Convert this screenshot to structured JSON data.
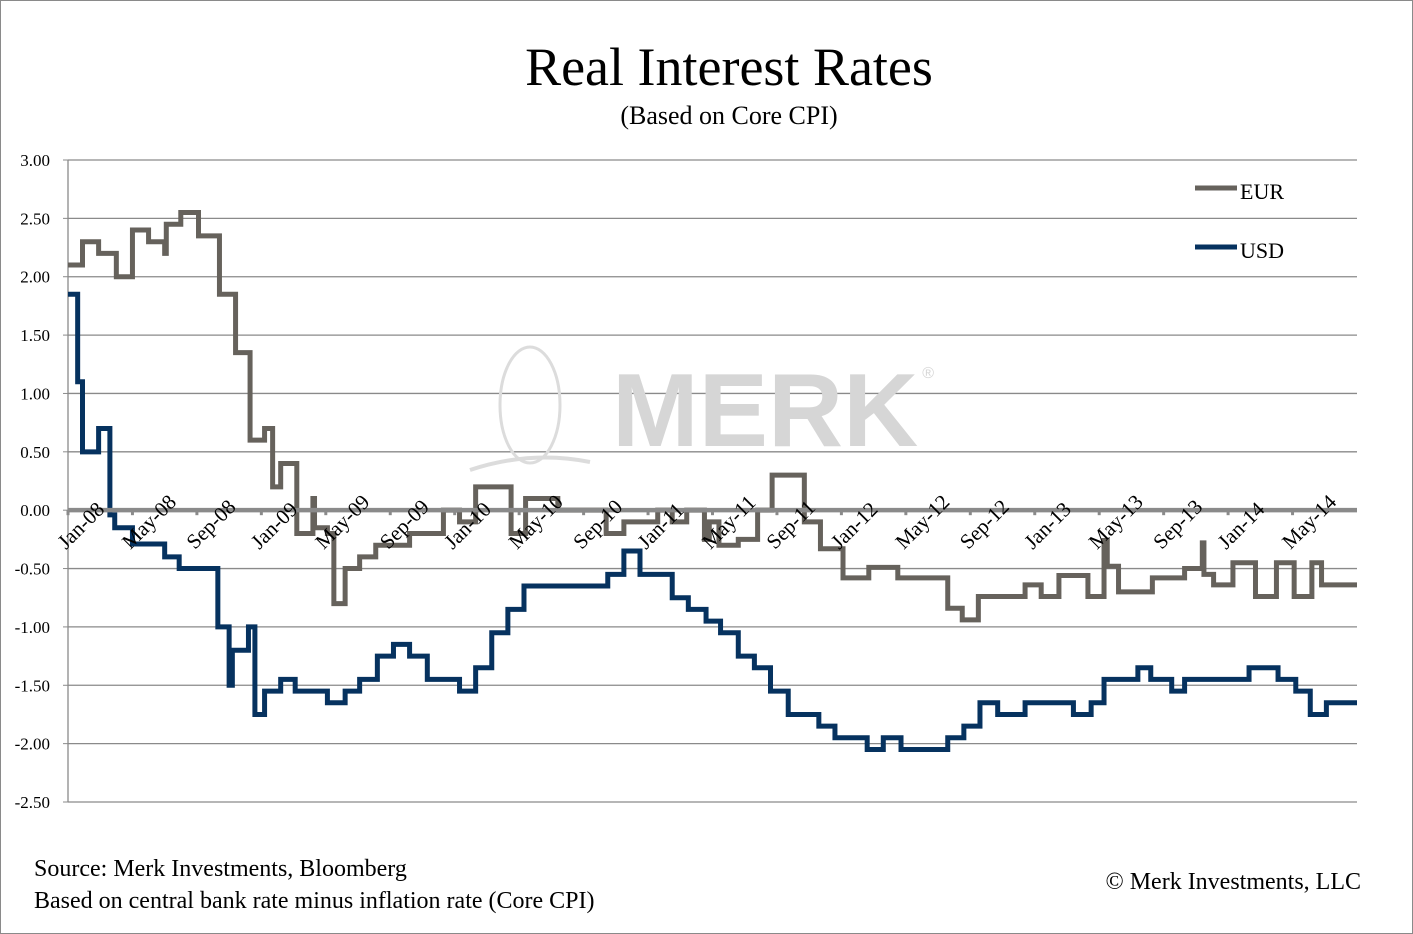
==
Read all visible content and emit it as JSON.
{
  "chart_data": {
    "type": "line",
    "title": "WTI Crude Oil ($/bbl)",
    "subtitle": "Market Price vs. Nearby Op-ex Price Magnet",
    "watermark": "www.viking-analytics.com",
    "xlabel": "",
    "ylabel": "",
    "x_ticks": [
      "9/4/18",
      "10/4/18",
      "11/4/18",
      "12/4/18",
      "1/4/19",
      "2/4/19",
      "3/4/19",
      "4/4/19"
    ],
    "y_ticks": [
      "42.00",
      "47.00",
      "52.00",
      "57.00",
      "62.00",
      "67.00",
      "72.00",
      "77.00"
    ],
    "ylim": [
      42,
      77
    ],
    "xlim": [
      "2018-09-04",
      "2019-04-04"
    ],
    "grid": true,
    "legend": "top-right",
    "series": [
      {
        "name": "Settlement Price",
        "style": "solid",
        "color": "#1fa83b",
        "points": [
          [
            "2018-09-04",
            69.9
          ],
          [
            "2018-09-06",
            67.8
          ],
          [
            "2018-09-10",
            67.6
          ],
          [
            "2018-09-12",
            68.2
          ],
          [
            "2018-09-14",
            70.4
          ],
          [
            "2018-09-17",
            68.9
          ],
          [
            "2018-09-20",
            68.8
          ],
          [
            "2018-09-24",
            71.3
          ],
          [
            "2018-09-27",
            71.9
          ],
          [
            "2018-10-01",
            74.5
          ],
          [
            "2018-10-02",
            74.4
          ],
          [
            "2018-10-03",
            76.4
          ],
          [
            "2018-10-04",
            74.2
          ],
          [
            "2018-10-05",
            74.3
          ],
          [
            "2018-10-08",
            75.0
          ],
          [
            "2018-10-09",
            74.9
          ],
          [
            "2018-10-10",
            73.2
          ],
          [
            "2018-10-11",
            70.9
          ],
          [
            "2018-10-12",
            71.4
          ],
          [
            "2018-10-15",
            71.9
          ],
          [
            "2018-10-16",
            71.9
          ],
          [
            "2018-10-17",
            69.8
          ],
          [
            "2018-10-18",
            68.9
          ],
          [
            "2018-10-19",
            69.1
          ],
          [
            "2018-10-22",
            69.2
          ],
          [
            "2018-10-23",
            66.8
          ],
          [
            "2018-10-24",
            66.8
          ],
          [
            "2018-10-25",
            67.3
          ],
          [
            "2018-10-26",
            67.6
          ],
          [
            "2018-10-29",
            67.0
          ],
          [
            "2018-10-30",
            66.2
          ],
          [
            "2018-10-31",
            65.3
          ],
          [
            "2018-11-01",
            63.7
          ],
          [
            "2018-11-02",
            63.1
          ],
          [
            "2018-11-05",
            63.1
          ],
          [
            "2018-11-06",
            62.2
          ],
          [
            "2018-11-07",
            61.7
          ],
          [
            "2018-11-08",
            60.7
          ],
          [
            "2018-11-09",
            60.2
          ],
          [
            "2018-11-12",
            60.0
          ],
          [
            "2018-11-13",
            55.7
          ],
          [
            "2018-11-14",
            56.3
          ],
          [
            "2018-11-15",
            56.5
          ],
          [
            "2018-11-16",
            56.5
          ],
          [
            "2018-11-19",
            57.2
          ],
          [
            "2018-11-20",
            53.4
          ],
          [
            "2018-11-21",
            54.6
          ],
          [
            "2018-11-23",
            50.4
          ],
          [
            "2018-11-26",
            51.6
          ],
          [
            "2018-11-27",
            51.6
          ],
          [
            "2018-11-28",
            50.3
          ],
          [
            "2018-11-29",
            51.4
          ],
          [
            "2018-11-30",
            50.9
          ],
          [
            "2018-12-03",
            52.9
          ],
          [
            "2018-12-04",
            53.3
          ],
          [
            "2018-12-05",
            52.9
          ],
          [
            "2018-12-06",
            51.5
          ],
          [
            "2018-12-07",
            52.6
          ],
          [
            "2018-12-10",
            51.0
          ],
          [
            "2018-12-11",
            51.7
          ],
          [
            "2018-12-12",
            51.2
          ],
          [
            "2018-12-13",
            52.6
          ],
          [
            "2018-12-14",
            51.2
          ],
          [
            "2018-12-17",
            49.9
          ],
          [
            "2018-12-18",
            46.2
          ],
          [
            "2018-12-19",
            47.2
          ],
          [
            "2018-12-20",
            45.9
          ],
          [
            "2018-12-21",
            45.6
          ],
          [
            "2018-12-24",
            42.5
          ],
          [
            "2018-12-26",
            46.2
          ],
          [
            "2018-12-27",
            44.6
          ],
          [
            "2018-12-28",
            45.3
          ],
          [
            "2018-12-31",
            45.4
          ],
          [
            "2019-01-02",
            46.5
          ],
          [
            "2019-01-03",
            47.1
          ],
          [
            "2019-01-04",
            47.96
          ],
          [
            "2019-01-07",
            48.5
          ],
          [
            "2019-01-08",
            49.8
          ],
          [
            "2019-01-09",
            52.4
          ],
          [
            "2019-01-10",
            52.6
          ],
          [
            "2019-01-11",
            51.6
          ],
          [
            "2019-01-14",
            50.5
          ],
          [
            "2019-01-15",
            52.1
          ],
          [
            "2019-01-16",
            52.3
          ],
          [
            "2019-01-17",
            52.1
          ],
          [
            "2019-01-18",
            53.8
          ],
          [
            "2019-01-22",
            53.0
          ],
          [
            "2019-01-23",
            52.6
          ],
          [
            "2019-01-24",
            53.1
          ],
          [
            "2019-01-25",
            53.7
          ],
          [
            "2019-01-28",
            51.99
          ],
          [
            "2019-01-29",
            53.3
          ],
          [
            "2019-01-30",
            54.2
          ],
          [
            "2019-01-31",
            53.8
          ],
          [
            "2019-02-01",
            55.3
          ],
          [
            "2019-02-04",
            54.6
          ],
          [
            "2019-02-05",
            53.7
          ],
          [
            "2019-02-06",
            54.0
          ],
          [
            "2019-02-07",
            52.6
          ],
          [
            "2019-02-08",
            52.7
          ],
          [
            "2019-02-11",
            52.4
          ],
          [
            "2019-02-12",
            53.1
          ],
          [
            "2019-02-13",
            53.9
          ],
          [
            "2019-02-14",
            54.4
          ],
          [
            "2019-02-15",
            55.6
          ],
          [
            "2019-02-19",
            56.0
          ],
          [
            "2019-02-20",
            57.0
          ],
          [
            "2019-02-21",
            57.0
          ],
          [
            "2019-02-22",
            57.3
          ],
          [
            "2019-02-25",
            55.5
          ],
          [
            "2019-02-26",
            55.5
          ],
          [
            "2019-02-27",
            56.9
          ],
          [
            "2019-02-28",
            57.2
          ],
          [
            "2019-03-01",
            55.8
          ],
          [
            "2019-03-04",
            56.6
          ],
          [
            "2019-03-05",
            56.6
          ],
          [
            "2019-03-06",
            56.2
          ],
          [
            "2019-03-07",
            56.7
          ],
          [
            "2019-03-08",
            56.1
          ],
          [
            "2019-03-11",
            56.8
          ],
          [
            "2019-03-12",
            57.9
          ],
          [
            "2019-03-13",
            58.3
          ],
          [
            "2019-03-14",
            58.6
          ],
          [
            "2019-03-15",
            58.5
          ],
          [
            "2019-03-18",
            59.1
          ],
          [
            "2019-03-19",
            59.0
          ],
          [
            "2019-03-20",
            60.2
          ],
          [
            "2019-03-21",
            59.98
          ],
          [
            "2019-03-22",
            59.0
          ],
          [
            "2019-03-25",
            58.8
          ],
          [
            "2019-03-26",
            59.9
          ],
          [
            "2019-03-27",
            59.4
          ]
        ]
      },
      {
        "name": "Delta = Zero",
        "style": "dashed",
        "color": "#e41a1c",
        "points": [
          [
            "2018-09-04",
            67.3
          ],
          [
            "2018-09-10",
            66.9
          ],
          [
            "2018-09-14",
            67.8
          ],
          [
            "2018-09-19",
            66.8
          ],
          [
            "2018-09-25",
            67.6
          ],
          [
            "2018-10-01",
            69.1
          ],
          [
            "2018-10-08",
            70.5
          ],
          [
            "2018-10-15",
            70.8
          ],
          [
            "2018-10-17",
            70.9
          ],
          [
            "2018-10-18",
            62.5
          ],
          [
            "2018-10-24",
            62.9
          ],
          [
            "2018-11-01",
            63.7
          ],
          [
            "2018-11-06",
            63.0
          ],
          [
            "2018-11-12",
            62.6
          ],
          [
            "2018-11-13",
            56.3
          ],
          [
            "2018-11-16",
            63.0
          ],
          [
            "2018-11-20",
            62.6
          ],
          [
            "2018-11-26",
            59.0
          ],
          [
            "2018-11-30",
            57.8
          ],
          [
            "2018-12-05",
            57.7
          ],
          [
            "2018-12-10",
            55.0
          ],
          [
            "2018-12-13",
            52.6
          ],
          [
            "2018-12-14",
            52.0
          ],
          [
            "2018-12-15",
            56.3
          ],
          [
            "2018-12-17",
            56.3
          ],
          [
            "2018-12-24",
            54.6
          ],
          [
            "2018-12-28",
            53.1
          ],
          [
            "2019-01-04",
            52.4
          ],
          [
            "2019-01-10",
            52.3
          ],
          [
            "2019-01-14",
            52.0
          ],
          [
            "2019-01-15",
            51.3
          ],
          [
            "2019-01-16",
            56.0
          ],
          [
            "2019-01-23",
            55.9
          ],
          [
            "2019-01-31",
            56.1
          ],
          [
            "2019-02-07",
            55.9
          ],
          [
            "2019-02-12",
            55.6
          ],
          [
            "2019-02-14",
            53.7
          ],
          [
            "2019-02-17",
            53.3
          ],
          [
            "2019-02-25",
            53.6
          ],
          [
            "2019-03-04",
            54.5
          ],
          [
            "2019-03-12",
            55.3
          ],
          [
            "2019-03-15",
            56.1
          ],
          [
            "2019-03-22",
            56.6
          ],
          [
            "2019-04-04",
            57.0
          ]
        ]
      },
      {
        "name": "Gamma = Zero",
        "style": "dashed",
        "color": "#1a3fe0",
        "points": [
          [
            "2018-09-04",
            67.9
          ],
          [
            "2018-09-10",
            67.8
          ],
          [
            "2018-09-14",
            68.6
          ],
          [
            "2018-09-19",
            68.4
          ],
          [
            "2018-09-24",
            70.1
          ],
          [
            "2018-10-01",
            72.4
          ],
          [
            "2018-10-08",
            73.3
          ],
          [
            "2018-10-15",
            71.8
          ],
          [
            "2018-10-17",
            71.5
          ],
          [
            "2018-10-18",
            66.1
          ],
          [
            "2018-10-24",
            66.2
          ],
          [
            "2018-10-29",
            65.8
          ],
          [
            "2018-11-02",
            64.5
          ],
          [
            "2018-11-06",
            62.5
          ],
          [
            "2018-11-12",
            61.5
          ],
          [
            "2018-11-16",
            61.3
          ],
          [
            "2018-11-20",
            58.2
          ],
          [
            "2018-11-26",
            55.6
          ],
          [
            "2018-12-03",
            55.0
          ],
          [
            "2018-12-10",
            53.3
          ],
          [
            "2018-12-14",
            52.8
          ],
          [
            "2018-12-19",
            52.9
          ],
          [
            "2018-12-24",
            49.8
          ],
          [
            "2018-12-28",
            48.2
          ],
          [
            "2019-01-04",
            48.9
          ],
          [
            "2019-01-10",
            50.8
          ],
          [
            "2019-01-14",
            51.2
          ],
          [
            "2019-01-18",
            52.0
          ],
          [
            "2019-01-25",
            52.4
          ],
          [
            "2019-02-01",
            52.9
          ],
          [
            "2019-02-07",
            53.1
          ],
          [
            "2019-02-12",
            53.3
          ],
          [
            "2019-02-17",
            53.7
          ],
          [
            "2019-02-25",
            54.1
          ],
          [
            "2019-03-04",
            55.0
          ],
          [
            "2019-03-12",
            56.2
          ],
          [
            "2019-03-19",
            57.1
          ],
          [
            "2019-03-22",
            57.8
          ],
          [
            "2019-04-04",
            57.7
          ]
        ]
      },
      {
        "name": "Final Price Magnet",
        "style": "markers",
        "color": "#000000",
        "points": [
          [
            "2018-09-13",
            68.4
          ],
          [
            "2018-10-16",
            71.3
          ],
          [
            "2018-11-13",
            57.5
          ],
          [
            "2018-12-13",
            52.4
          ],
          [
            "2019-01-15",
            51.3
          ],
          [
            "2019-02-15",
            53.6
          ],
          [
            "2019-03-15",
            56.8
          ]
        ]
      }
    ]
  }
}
==
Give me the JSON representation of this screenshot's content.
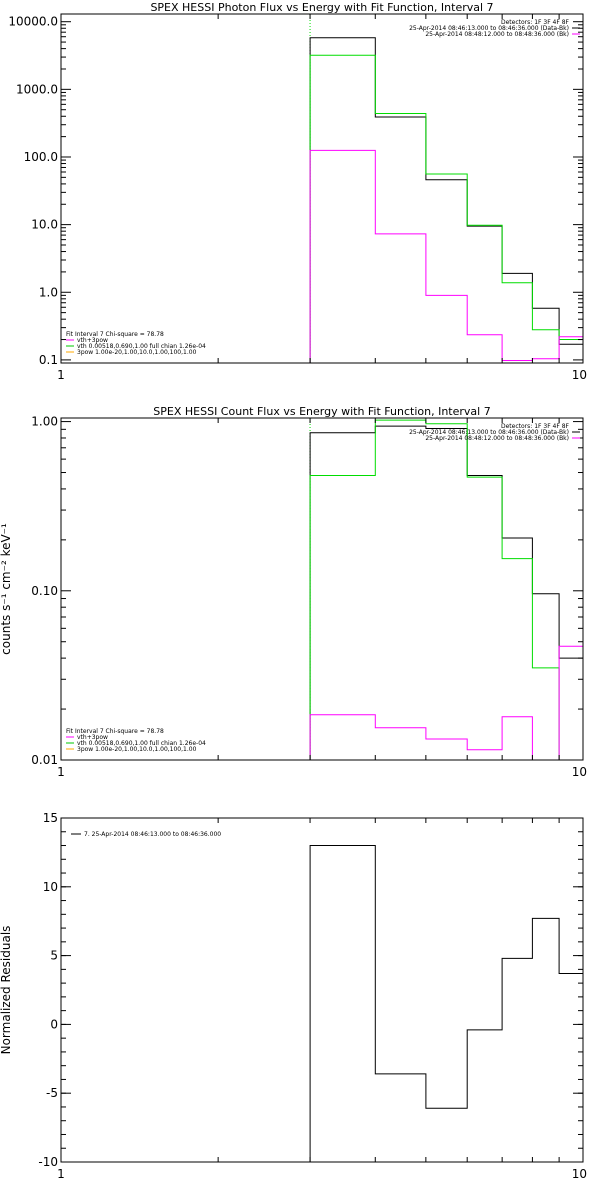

- _INSTRUCTIONS FOR THE TASK_
Your answer should be one number: how many lines in the material above contain the string "this".

- _FULL OUTPUT_
2